> [TASK TO COMPLETE]:
Return every line of the data below without alteration, omitting the pictures.

Data records:
* * *

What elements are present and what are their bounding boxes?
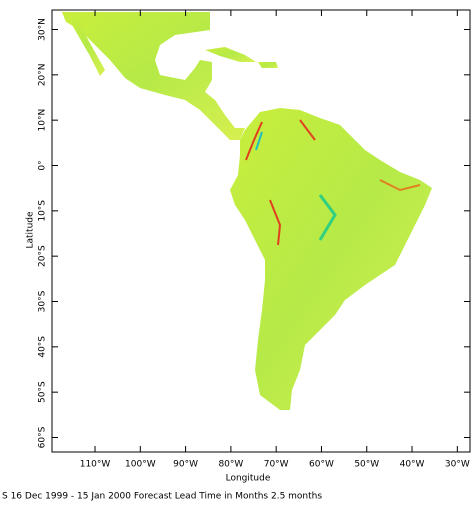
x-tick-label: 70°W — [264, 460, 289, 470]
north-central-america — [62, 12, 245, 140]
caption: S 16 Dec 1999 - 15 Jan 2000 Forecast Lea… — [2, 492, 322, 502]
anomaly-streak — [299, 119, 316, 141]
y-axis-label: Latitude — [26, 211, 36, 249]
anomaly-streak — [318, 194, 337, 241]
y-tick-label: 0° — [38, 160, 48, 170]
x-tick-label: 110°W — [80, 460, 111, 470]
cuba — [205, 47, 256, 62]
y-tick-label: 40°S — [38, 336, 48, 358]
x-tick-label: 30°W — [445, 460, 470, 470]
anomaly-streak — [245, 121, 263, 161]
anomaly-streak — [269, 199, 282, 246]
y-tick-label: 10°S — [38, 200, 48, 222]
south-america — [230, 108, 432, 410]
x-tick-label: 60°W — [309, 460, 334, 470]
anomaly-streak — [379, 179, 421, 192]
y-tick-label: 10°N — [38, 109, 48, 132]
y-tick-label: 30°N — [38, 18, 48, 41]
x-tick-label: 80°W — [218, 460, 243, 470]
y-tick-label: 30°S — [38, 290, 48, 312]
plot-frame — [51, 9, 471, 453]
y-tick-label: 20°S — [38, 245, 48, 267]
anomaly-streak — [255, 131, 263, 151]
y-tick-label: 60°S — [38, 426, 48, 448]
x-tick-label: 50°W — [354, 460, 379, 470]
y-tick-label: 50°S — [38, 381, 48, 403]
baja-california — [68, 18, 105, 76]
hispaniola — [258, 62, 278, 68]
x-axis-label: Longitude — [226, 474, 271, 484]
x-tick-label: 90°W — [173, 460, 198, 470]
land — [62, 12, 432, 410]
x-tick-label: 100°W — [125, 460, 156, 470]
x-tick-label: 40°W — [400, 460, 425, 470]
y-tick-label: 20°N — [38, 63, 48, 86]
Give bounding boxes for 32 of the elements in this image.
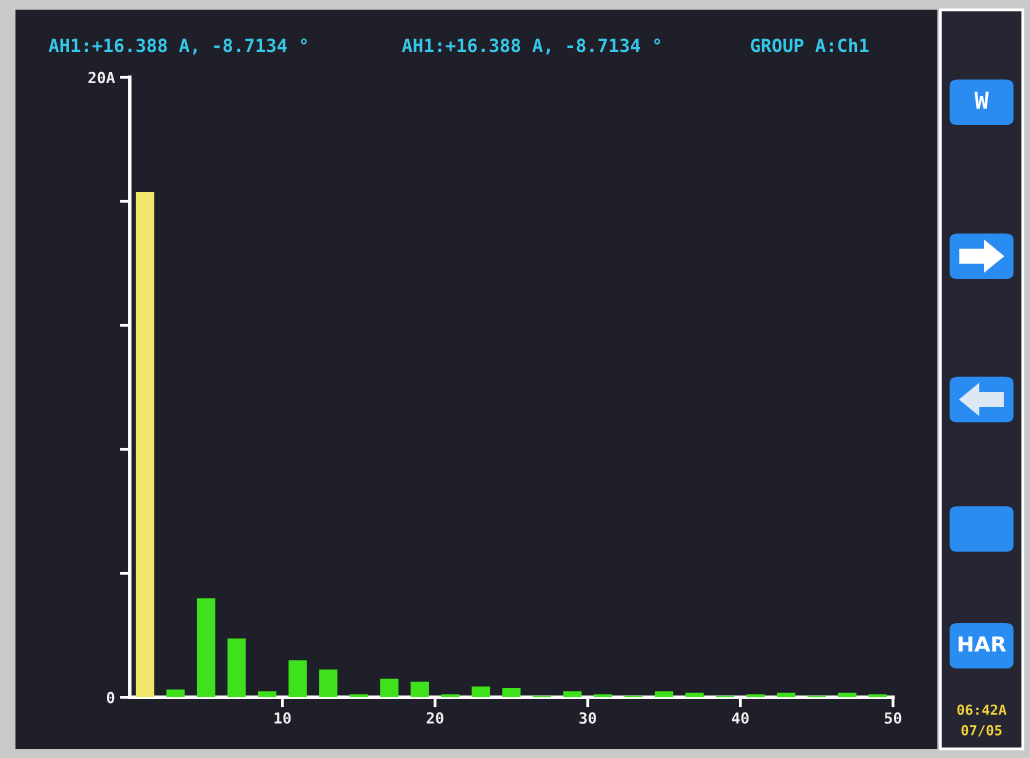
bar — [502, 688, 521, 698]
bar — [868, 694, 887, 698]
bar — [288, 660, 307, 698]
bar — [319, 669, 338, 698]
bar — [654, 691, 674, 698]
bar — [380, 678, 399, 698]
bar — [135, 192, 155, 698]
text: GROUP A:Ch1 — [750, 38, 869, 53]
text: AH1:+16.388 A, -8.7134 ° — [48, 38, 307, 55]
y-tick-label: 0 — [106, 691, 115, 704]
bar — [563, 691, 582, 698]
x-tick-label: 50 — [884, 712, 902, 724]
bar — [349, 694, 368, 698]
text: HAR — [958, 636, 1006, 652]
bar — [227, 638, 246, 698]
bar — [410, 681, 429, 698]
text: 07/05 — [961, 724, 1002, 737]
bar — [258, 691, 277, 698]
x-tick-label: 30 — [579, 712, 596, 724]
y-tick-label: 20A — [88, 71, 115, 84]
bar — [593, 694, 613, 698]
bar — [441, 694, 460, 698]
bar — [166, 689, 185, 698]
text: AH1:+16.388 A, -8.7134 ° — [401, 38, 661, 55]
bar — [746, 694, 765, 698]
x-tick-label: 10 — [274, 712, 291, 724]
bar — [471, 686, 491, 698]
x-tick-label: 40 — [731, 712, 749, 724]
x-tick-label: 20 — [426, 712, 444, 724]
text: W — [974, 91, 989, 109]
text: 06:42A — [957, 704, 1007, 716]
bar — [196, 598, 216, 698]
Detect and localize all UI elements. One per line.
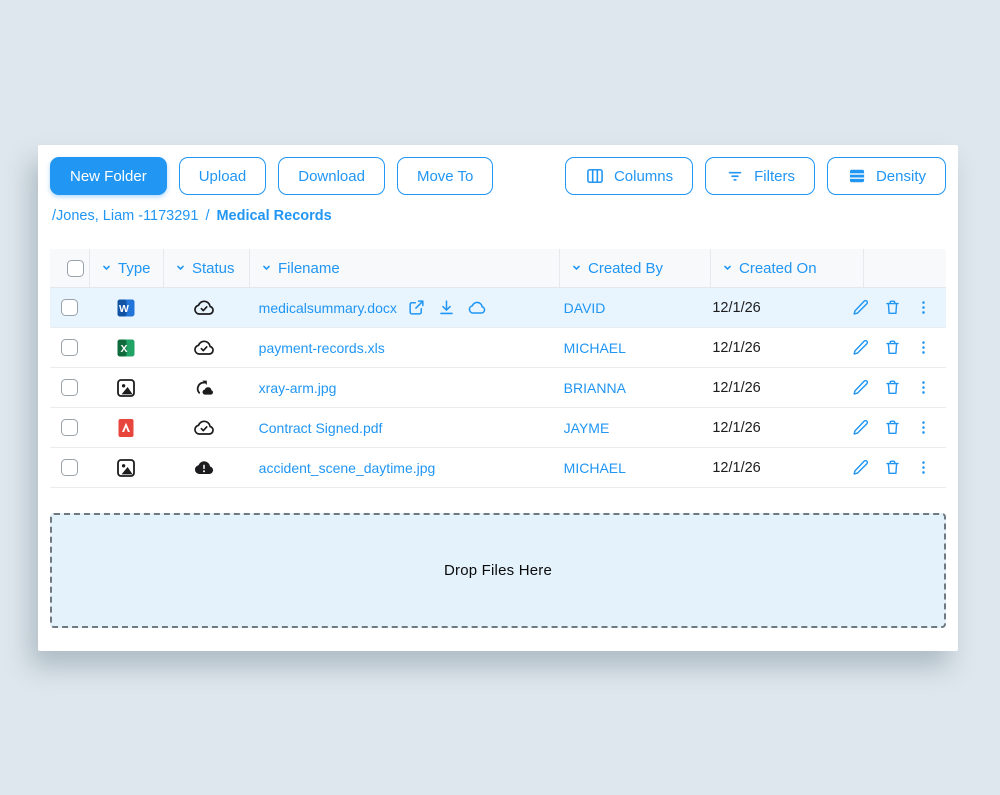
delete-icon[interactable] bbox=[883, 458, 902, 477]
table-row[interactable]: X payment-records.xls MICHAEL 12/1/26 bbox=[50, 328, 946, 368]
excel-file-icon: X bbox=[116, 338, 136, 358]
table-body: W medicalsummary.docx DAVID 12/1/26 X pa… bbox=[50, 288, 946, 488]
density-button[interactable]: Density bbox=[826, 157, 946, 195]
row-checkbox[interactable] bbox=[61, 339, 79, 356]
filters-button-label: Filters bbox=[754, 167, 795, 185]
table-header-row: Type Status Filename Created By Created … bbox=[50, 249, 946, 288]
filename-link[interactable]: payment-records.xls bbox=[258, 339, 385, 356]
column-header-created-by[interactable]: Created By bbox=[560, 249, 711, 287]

* * *

> [ANSWER BELOW]:
What elements are present and what are their bounding boxes?
x-tick-label: 70°W — [264, 460, 289, 470]
north-central-america — [62, 12, 245, 140]
caption: S 16 Dec 1999 - 15 Jan 2000 Forecast Lea… — [2, 492, 322, 502]
anomaly-streak — [299, 119, 316, 141]
y-axis-label: Latitude — [26, 211, 36, 249]
anomaly-streak — [318, 194, 337, 241]
y-tick-label: 0° — [38, 160, 48, 170]
x-tick-label: 110°W — [80, 460, 111, 470]
cuba — [205, 47, 256, 62]
y-tick-label: 40°S — [38, 336, 48, 358]
x-tick-label: 30°W — [445, 460, 470, 470]
anomaly-streak — [245, 121, 263, 161]
anomaly-streak — [269, 199, 282, 246]
y-tick-label: 10°S — [38, 200, 48, 222]
south-america — [230, 108, 432, 410]
x-tick-label: 60°W — [309, 460, 334, 470]
anomaly-streak — [379, 179, 421, 192]
y-tick-label: 10°N — [38, 109, 48, 132]
y-tick-label: 30°N — [38, 18, 48, 41]
x-tick-label: 80°W — [218, 460, 243, 470]
y-tick-label: 30°S — [38, 290, 48, 312]
plot-frame — [51, 9, 471, 453]
y-tick-label: 20°S — [38, 245, 48, 267]
anomaly-streak — [255, 131, 263, 151]
y-tick-label: 60°S — [38, 426, 48, 448]
x-tick-label: 50°W — [354, 460, 379, 470]
y-tick-label: 50°S — [38, 381, 48, 403]
baja-california — [68, 18, 105, 76]
hispaniola — [258, 62, 278, 68]
x-axis-label: Longitude — [226, 474, 271, 484]
x-tick-label: 90°W — [173, 460, 198, 470]
land — [62, 12, 432, 410]
x-tick-label: 100°W — [125, 460, 156, 470]
x-tick-label: 40°W — [400, 460, 425, 470]
y-tick-label: 20°N — [38, 63, 48, 86]
Give bounding boxes for 32 of the elements in this image.
bar — [502, 688, 521, 698]
bar — [868, 694, 887, 698]
bar — [288, 660, 307, 698]
bar — [319, 669, 338, 698]
bar — [654, 691, 674, 698]
bar — [380, 678, 399, 698]
bar — [135, 192, 155, 698]
text: GROUP A:Ch1 — [750, 38, 869, 53]
text: AH1:+16.388 A, -8.7134 ° — [48, 38, 307, 55]
y-tick-label: 0 — [106, 691, 115, 704]
bar — [563, 691, 582, 698]
x-tick-label: 50 — [884, 712, 902, 724]
bar — [349, 694, 368, 698]
text: HAR — [958, 636, 1006, 652]
bar — [227, 638, 246, 698]
bar — [410, 681, 429, 698]
text: 07/05 — [961, 724, 1002, 737]
bar — [258, 691, 277, 698]
x-tick-label: 30 — [579, 712, 596, 724]
y-tick-label: 20A — [88, 71, 115, 84]
bar — [593, 694, 613, 698]
bar — [441, 694, 460, 698]
bar — [166, 689, 185, 698]
text: AH1:+16.388 A, -8.7134 ° — [401, 38, 661, 55]
bar — [746, 694, 765, 698]
x-tick-label: 10 — [274, 712, 291, 724]
bar — [471, 686, 491, 698]
x-tick-label: 40 — [731, 712, 749, 724]
x-tick-label: 20 — [426, 712, 444, 724]
text: W — [974, 91, 989, 109]
text: 06:42A — [957, 704, 1007, 716]
bar — [196, 598, 216, 698]
Detect and localize all UI elements. One per line.
delete-icon[interactable] bbox=[883, 458, 902, 477]
table-row[interactable]: X payment-records.xls MICHAEL 12/1/26 bbox=[50, 328, 946, 368]
excel-file-icon: X bbox=[116, 338, 136, 358]
table-body: W medicalsummary.docx DAVID 12/1/26 X pa… bbox=[50, 288, 946, 488]
density-button[interactable]: Density bbox=[826, 157, 946, 195]
row-checkbox[interactable] bbox=[61, 339, 79, 356]
filters-button-label: Filters bbox=[754, 167, 795, 185]
table-header-row: Type Status Filename Created By Created … bbox=[50, 249, 946, 288]
filename-link[interactable]: payment-records.xls bbox=[258, 339, 385, 356]
column-header-created-by[interactable]: Created By bbox=[560, 249, 711, 287]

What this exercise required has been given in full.